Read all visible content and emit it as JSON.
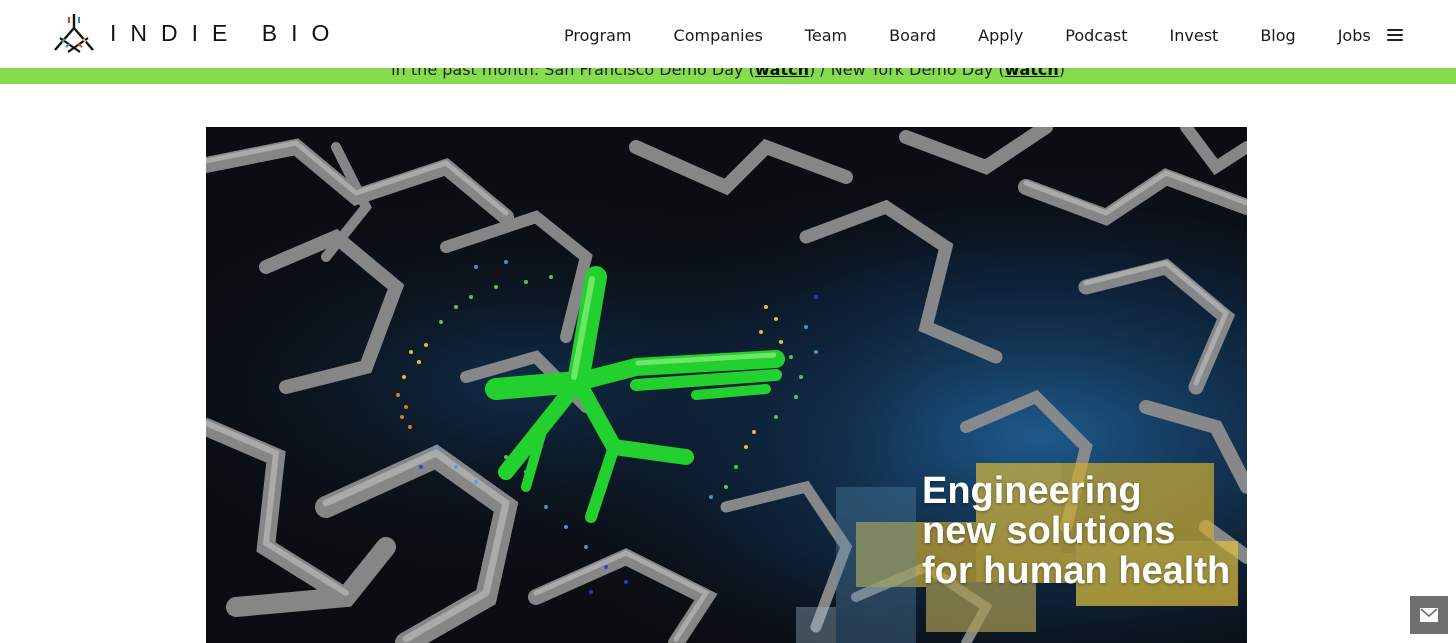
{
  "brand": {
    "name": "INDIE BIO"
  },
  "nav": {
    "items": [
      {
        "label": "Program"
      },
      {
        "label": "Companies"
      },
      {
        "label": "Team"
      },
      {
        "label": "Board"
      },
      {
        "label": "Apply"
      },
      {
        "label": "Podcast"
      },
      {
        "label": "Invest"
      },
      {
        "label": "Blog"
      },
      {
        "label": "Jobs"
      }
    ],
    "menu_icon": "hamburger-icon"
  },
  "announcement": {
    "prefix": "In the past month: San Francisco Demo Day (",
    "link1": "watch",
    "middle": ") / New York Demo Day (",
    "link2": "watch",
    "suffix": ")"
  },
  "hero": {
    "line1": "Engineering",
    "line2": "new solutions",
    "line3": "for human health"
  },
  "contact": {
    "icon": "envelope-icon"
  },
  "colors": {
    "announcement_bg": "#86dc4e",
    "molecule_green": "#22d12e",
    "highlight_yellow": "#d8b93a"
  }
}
• • •
**YOUR OBJECTIVE:** Reproduce each line exactly as it appears, omitting the pictures.

**REPLY TO THE EXERCISE:**
Read all visible content and emit it as JSON.
{
  "brand": {
    "name": "INDIE BIO"
  },
  "nav": {
    "items": [
      {
        "label": "Program"
      },
      {
        "label": "Companies"
      },
      {
        "label": "Team"
      },
      {
        "label": "Board"
      },
      {
        "label": "Apply"
      },
      {
        "label": "Podcast"
      },
      {
        "label": "Invest"
      },
      {
        "label": "Blog"
      },
      {
        "label": "Jobs"
      }
    ],
    "menu_icon": "hamburger-icon"
  },
  "announcement": {
    "prefix": "In the past month: San Francisco Demo Day (",
    "link1": "watch",
    "middle": ") / New York Demo Day (",
    "link2": "watch",
    "suffix": ")"
  },
  "hero": {
    "line1": "Engineering",
    "line2": "new solutions",
    "line3": "for human health"
  },
  "contact": {
    "icon": "envelope-icon"
  },
  "colors": {
    "announcement_bg": "#86dc4e",
    "molecule_green": "#22d12e",
    "highlight_yellow": "#d8b93a"
  }
}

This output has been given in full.